[BEGIN Data entries]

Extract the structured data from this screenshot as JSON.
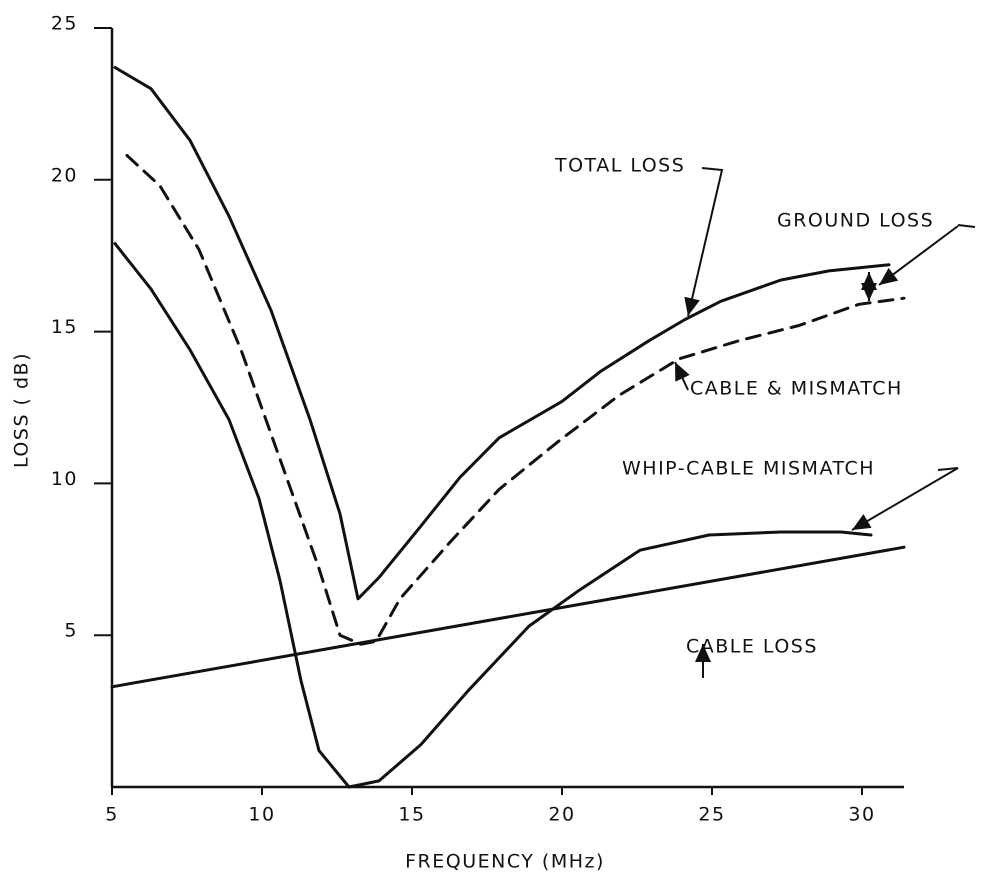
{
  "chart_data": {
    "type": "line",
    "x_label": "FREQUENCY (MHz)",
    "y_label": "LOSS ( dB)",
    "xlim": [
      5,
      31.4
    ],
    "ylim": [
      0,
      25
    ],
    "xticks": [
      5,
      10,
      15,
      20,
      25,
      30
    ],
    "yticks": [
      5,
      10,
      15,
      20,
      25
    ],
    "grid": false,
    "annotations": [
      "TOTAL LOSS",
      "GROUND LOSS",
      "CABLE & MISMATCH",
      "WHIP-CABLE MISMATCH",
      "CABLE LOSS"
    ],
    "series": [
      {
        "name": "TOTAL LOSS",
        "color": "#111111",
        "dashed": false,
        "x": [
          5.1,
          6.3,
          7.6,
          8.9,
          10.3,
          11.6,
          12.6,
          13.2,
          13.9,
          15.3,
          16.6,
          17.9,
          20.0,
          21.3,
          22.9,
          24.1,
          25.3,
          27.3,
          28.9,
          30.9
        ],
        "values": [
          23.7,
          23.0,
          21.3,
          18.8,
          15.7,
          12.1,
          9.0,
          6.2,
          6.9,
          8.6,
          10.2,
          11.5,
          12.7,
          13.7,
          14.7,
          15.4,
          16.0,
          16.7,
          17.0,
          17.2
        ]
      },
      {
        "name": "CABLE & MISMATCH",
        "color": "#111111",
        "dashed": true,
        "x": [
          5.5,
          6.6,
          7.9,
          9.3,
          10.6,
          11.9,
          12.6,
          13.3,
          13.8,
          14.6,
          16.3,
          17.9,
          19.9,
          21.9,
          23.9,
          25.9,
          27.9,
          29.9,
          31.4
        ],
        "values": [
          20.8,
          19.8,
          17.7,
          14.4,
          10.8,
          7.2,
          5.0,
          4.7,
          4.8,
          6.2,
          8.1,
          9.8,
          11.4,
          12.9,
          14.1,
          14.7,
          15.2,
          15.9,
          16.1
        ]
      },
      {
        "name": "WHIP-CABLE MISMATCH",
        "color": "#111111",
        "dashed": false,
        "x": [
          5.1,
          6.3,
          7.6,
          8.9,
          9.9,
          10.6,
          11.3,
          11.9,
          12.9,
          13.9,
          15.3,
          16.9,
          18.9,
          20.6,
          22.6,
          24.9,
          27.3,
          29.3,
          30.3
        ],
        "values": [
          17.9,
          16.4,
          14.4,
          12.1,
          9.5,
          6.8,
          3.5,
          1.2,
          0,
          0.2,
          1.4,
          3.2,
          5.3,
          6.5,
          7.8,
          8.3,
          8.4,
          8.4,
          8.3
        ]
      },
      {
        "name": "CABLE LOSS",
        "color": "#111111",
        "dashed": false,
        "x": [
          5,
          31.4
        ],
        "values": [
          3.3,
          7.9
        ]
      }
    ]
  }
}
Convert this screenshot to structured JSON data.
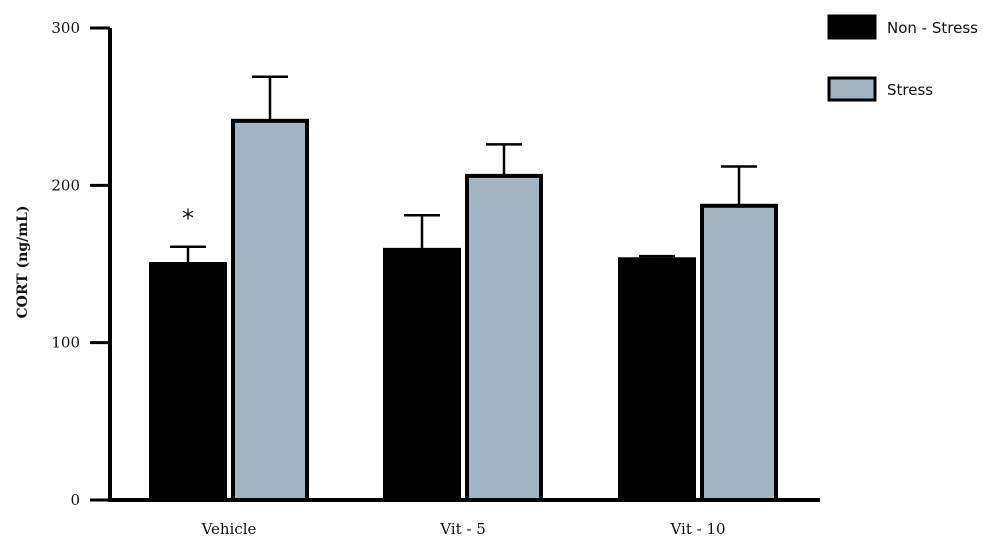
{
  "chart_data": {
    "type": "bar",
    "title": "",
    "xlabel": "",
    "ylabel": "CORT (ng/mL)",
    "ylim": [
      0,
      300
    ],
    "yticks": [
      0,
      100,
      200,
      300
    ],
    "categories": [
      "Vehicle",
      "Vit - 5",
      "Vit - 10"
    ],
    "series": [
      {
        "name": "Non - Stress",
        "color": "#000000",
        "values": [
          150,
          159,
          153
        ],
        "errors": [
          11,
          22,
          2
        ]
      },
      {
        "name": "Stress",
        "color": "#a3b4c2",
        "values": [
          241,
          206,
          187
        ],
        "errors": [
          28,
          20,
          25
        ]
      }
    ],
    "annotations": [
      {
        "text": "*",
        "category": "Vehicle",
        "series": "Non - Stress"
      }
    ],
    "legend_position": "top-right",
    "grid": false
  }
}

[END Data entries]

Exercise details: Go back to the records above and write them out exactly, without the pictures.

The solution:
Extract the structured data from this screenshot as JSON.
{
  "chart_data": {
    "type": "line",
    "x_label": "FREQUENCY (MHz)",
    "y_label": "LOSS ( dB)",
    "xlim": [
      5,
      31.4
    ],
    "ylim": [
      0,
      25
    ],
    "xticks": [
      5,
      10,
      15,
      20,
      25,
      30
    ],
    "yticks": [
      5,
      10,
      15,
      20,
      25
    ],
    "grid": false,
    "annotations": [
      "TOTAL LOSS",
      "GROUND LOSS",
      "CABLE & MISMATCH",
      "WHIP-CABLE MISMATCH",
      "CABLE LOSS"
    ],
    "series": [
      {
        "name": "TOTAL LOSS",
        "color": "#111111",
        "dashed": false,
        "x": [
          5.1,
          6.3,
          7.6,
          8.9,
          10.3,
          11.6,
          12.6,
          13.2,
          13.9,
          15.3,
          16.6,
          17.9,
          20.0,
          21.3,
          22.9,
          24.1,
          25.3,
          27.3,
          28.9,
          30.9
        ],
        "values": [
          23.7,
          23.0,
          21.3,
          18.8,
          15.7,
          12.1,
          9.0,
          6.2,
          6.9,
          8.6,
          10.2,
          11.5,
          12.7,
          13.7,
          14.7,
          15.4,
          16.0,
          16.7,
          17.0,
          17.2
        ]
      },
      {
        "name": "CABLE & MISMATCH",
        "color": "#111111",
        "dashed": true,
        "x": [
          5.5,
          6.6,
          7.9,
          9.3,
          10.6,
          11.9,
          12.6,
          13.3,
          13.8,
          14.6,
          16.3,
          17.9,
          19.9,
          21.9,
          23.9,
          25.9,
          27.9,
          29.9,
          31.4
        ],
        "values": [
          20.8,
          19.8,
          17.7,
          14.4,
          10.8,
          7.2,
          5.0,
          4.7,
          4.8,
          6.2,
          8.1,
          9.8,
          11.4,
          12.9,
          14.1,
          14.7,
          15.2,
          15.9,
          16.1
        ]
      },
      {
        "name": "WHIP-CABLE MISMATCH",
        "color": "#111111",
        "dashed": false,
        "x": [
          5.1,
          6.3,
          7.6,
          8.9,
          9.9,
          10.6,
          11.3,
          11.9,
          12.9,
          13.9,
          15.3,
          16.9,
          18.9,
          20.6,
          22.6,
          24.9,
          27.3,
          29.3,
          30.3
        ],
        "values": [
          17.9,
          16.4,
          14.4,
          12.1,
          9.5,
          6.8,
          3.5,
          1.2,
          0,
          0.2,
          1.4,
          3.2,
          5.3,
          6.5,
          7.8,
          8.3,
          8.4,
          8.4,
          8.3
        ]
      },
      {
        "name": "CABLE LOSS",
        "color": "#111111",
        "dashed": false,
        "x": [
          5,
          31.4
        ],
        "values": [
          3.3,
          7.9
        ]
      }
    ]
  }
}
Convert this screenshot to structured JSON data.
{
  "chart_data": {
    "type": "bar",
    "title": "",
    "xlabel": "",
    "ylabel": "CORT (ng/mL)",
    "ylim": [
      0,
      300
    ],
    "yticks": [
      0,
      100,
      200,
      300
    ],
    "categories": [
      "Vehicle",
      "Vit - 5",
      "Vit - 10"
    ],
    "series": [
      {
        "name": "Non - Stress",
        "color": "#000000",
        "values": [
          150,
          159,
          153
        ],
        "errors": [
          11,
          22,
          2
        ]
      },
      {
        "name": "Stress",
        "color": "#a3b4c2",
        "values": [
          241,
          206,
          187
        ],
        "errors": [
          28,
          20,
          25
        ]
      }
    ],
    "annotations": [
      {
        "text": "*",
        "category": "Vehicle",
        "series": "Non - Stress"
      }
    ],
    "legend_position": "top-right",
    "grid": false
  }
}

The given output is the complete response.